WRITTEN EXERCISE: Write out everything from the line containing "data-point [283,781,304,802]" down to the line containing "box-body [667,677,740,756]", changing "x-tick-label" to "category-tick" and leaving all else as it is.
====================
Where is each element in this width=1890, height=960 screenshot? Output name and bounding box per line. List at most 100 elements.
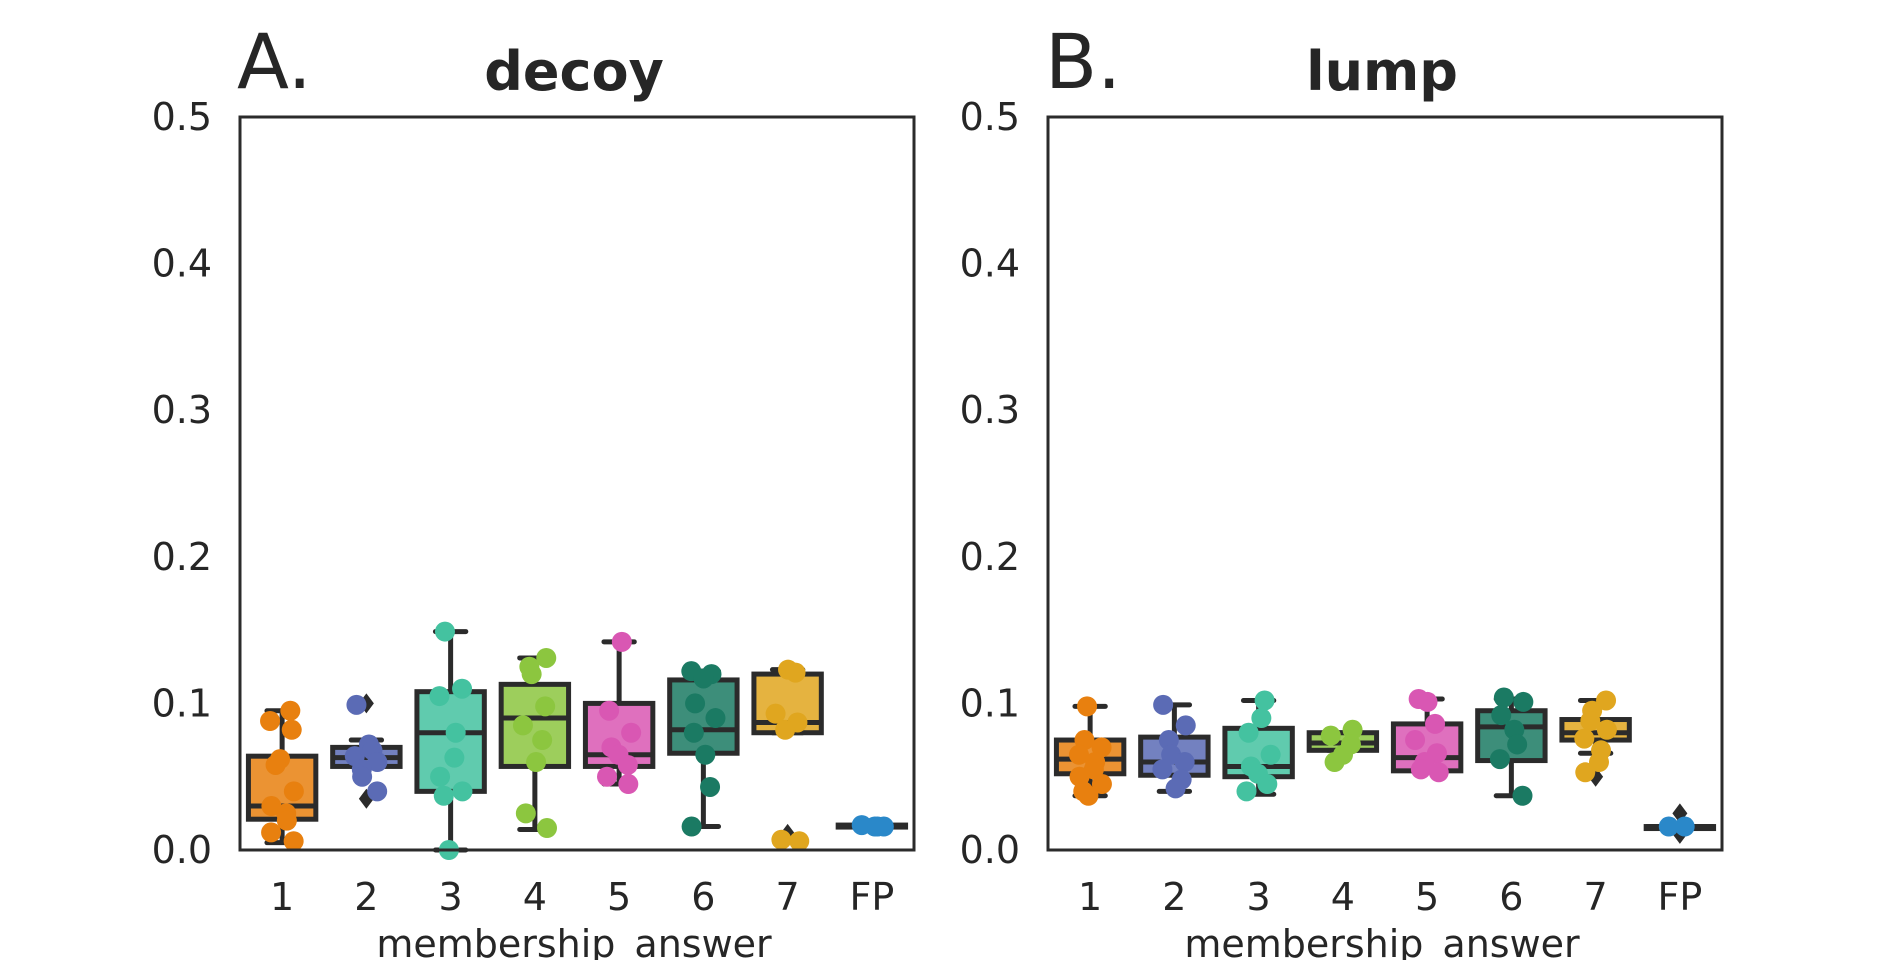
data-point [283,781,304,802]
data-point [261,822,282,843]
data-point [1165,778,1186,799]
x-tick-label: 2 [354,875,378,919]
data-point [693,668,714,689]
x-tick-label: 3 [1247,875,1271,919]
x-tick-label: 5 [607,875,631,919]
data-point [700,776,721,797]
data-point [599,700,620,721]
box-body [667,677,740,756]
data-point [705,708,726,729]
data-point [452,781,473,802]
box-6 [667,661,740,837]
data-point [1596,719,1617,740]
data-point [512,715,533,736]
box-1 [1053,696,1127,806]
data-point [434,621,455,642]
box-FP [1643,803,1717,844]
data-point [611,631,632,652]
data-point [617,754,638,775]
box-2 [1138,694,1211,799]
box-4 [498,647,572,839]
data-point [261,796,282,817]
data-point [276,810,297,831]
data-point [537,818,558,839]
data-point [618,774,639,795]
data-point [1580,710,1601,731]
y-tick-label: 0.4 [152,242,212,286]
x-axis-label: membership_answer [376,922,772,960]
box-5 [1390,689,1464,783]
data-point [1342,719,1363,740]
data-point [1324,752,1345,773]
x-tick-label: FP [849,875,894,919]
y-tick-label: 0.5 [960,95,1020,139]
x-tick-label: 3 [439,875,463,919]
data-point [1575,762,1596,783]
data-point [1491,705,1512,726]
panel-letter-b: B. [1045,17,1121,106]
data-point [1078,785,1099,806]
x-tick-label: 6 [691,875,715,919]
data-point [515,803,536,824]
x-tick-label: 1 [270,875,294,919]
data-point [367,752,388,773]
data-point [765,703,786,724]
data-point [1658,816,1679,837]
y-tick-label: 0.2 [152,535,212,579]
x-tick-label: 6 [1499,875,1523,919]
panel-title: lump [1306,40,1458,103]
data-point [621,722,642,743]
data-point [1507,734,1528,755]
data-point [433,785,454,806]
data-point [1153,694,1174,715]
panel-decoy: A. decoy membership_answer 0.0 0.1 0.2 0.3 0… [152,17,916,960]
panel-letter-a: A. [237,17,312,106]
data-point [1513,691,1534,712]
data-point [526,752,547,773]
data-point [430,766,451,787]
data-point [1596,690,1617,711]
y-tick-label: 0.0 [152,828,212,872]
plot-frame [238,115,916,852]
x-tick-label: 5 [1415,875,1439,919]
data-point [1417,691,1438,712]
data-point [346,694,367,715]
data-point [281,719,302,740]
plot-frame [1046,115,1724,852]
y-tick-label: 0.3 [152,388,212,432]
box-7 [751,659,824,852]
data-point [1077,696,1098,717]
box-body [414,689,487,794]
data-point [1152,759,1173,780]
data-point [1238,722,1259,743]
box-3 [1222,690,1295,802]
data-point [1405,730,1426,751]
data-point [1260,744,1281,765]
data-point [685,693,706,714]
data-point [283,831,304,852]
x-tick-label: 7 [776,875,800,919]
box-3 [414,621,487,860]
y-tick-label: 0.1 [152,681,212,725]
data-point [532,730,553,751]
data-point [535,696,556,717]
data-point [1674,816,1695,837]
data-point [1489,749,1510,770]
data-point [1257,774,1278,795]
data-point [1091,774,1112,795]
data-point [1251,708,1272,729]
data-point [260,710,281,731]
data-point [1158,730,1179,751]
data-point [429,686,450,707]
y-tick-label: 0.5 [152,95,212,139]
data-point [1254,690,1275,711]
x-axis-label: membership_answer [1184,922,1580,960]
data-point [867,816,888,837]
box-4 [1306,719,1380,773]
box-5 [582,631,656,795]
data-point [1236,781,1257,802]
data-point [352,766,373,787]
data-point [444,747,465,768]
data-point [1425,713,1446,734]
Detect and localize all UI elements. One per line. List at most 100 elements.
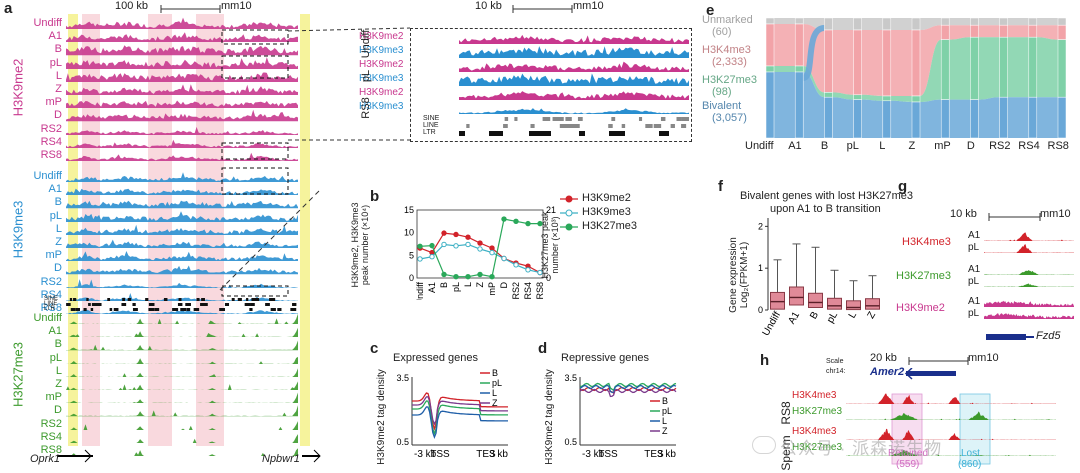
panel-e-stage-bar bbox=[794, 65, 804, 73]
panel-e-flow bbox=[978, 25, 1000, 38]
track-label: B bbox=[54, 338, 62, 351]
panel-a-gene-oprk1-label: Oprk1 bbox=[30, 453, 60, 465]
panel-e-state-name: Bivalent bbox=[702, 100, 742, 112]
track-label: pL bbox=[49, 209, 62, 222]
panel-e-stage-label: L bbox=[879, 140, 886, 152]
panel-e-flow bbox=[1007, 37, 1029, 98]
panel-b-left-tick: 15 bbox=[404, 205, 414, 215]
panel-f-category-label: A1 bbox=[786, 310, 802, 326]
panel-g-signal-track bbox=[984, 313, 1074, 319]
profile-legend-label: pL bbox=[492, 378, 502, 388]
panel-e-stage-bar bbox=[999, 36, 1008, 98]
panel-h-signal-track bbox=[846, 450, 1056, 456]
signal-track bbox=[66, 45, 298, 56]
panel-b-point bbox=[489, 274, 495, 280]
panel-b-category-label: pL bbox=[451, 282, 461, 292]
signal-track bbox=[66, 278, 298, 288]
signal-track bbox=[66, 100, 298, 109]
panel-b-point bbox=[525, 267, 531, 273]
highlight-band bbox=[196, 14, 224, 446]
profile-legend-label: Z bbox=[492, 398, 498, 408]
panel-e-stage-bar bbox=[970, 24, 979, 38]
panel-f-y-tick: 2 bbox=[758, 221, 763, 231]
profile-legend-label: pL bbox=[662, 406, 672, 416]
track-label: B bbox=[54, 43, 62, 56]
panel-e-stage-bar bbox=[824, 29, 833, 93]
signal-track bbox=[66, 368, 298, 377]
zoom-assembly: mm10 bbox=[573, 0, 604, 12]
annotation-label: SINE bbox=[44, 296, 59, 302]
panel-e-flow bbox=[774, 24, 796, 66]
track-label: RS4 bbox=[40, 288, 62, 301]
panel-e-flow bbox=[1036, 37, 1058, 98]
panel-b-point bbox=[501, 216, 507, 222]
panel-g-assembly: mm10 bbox=[1040, 208, 1071, 220]
panel-g-signal-track bbox=[984, 300, 1074, 307]
track-label: D bbox=[54, 262, 62, 275]
track-label: L bbox=[55, 69, 62, 82]
panel-e-stage-bar bbox=[824, 18, 833, 31]
panel-e-flow bbox=[774, 18, 796, 24]
panel-e-stage-label: Z bbox=[908, 140, 916, 152]
signal-track bbox=[66, 110, 298, 122]
panel-e-stage-bar bbox=[1057, 18, 1067, 26]
highlight-band bbox=[82, 14, 100, 446]
panel-e-stage-label: B bbox=[820, 140, 829, 152]
zoom-signal-track bbox=[459, 46, 689, 58]
zoom-track-label: H3K9me2 bbox=[359, 87, 404, 98]
panel-e-stage-bar bbox=[911, 29, 921, 97]
panel-e-flow bbox=[920, 18, 942, 30]
panel-e-flow bbox=[978, 18, 1000, 26]
panel-e-stage-bar bbox=[765, 18, 775, 25]
profile-series-line bbox=[412, 400, 508, 436]
panel-h-gene-model bbox=[904, 368, 956, 380]
signal-track bbox=[66, 17, 298, 30]
zoom-annotation-label: LTR bbox=[423, 129, 436, 136]
highlight-band bbox=[68, 14, 78, 446]
panel-b-point bbox=[429, 242, 435, 249]
zoom-scalebar-label: 10 kb bbox=[475, 0, 502, 12]
panel-e-stage-bar bbox=[940, 24, 950, 40]
panel-b-category-label: A1 bbox=[427, 282, 437, 293]
panel-e-flow bbox=[832, 92, 854, 100]
track-label: RS2 bbox=[40, 417, 62, 430]
track-label: mP bbox=[45, 96, 63, 109]
panel-e-stage-label: D bbox=[966, 140, 975, 152]
panel-h-track-label: H3K27me3 bbox=[792, 442, 843, 453]
profile-legend-label: Z bbox=[662, 426, 668, 436]
panel-g-scalebar bbox=[988, 213, 1041, 221]
panel-e-stage-bar bbox=[853, 18, 862, 31]
zoom-track-label: H3K9me3 bbox=[359, 45, 404, 56]
panel-e-stage-bar bbox=[1057, 96, 1067, 138]
panel-b-category-label: RS8 bbox=[535, 282, 545, 300]
panel-e-stage-bar bbox=[940, 99, 950, 138]
zoom-annotation-label: SINE bbox=[423, 115, 440, 122]
profile-series-line bbox=[579, 384, 677, 394]
panel-e-state-labels: Unmarked (60) H3K4me3 (2,333) H3K27me3 (98) Bi… bbox=[698, 14, 778, 164]
panel-b-frame bbox=[416, 209, 544, 279]
panel-e-stage-bar bbox=[882, 18, 892, 31]
panel-g-signal-track bbox=[984, 270, 1074, 275]
panel-f-category-label: pL bbox=[825, 310, 840, 326]
panel-c-ylabel: H3K9me2 tag density bbox=[376, 369, 387, 465]
panel-e-state-count: (98) bbox=[712, 86, 732, 98]
panel-b-point bbox=[417, 243, 423, 249]
panel-e-stage-bar bbox=[853, 29, 862, 96]
zoom-annotation-label: LINE bbox=[423, 122, 439, 129]
panel-h-chrom: chr14: bbox=[826, 368, 846, 375]
panel-e-stage-bar bbox=[1028, 36, 1038, 98]
track-label: pL bbox=[49, 351, 62, 364]
panel-b-legend: H3K9me2 H3K9me3 H3K27me3 bbox=[560, 192, 660, 242]
panel-b-point bbox=[465, 234, 471, 240]
panel-e-flow bbox=[1036, 97, 1058, 138]
panel-e-stage-bar bbox=[853, 94, 862, 100]
panel-e-stage-bar bbox=[970, 99, 979, 138]
panel-e-flow bbox=[832, 18, 854, 30]
panel-b-category-label: Z bbox=[475, 282, 485, 288]
signal-track bbox=[66, 32, 298, 43]
panel-e-flow bbox=[1007, 18, 1029, 26]
track-label: mP bbox=[45, 391, 63, 404]
profile-y-tick: 3.5 bbox=[564, 373, 577, 383]
panel-g-scalebar-label: 10 kb bbox=[950, 208, 977, 220]
panel-g-tracks: H3K4me3 A1 pL H3K27me3 A1 pL H3K9me2 A1 pL Fzd5 bbox=[896, 226, 1080, 346]
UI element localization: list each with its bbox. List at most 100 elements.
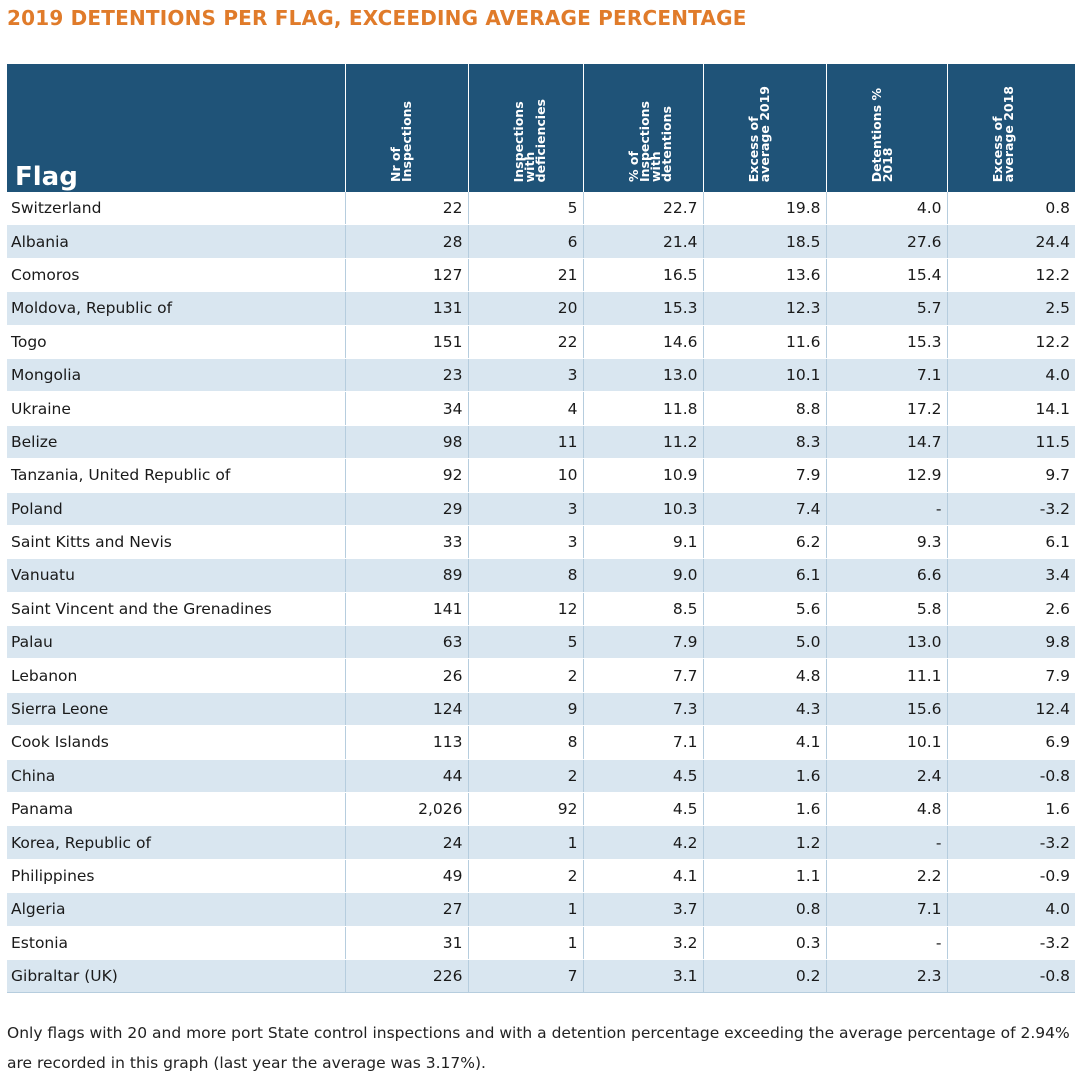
====================
OUTPUT OF THE EXERCISE:
data-point [283,781,304,802]
data-point [261,822,282,843]
data-point [1165,778,1186,799]
category-tick: 2 [354,875,378,919]
data-point [693,668,714,689]
category-tick: 3 [1247,875,1271,919]
category-tick: 5 [607,875,631,919]
data-point [700,776,721,797]
data-point [599,700,620,721]
box-body [667,677,740,756]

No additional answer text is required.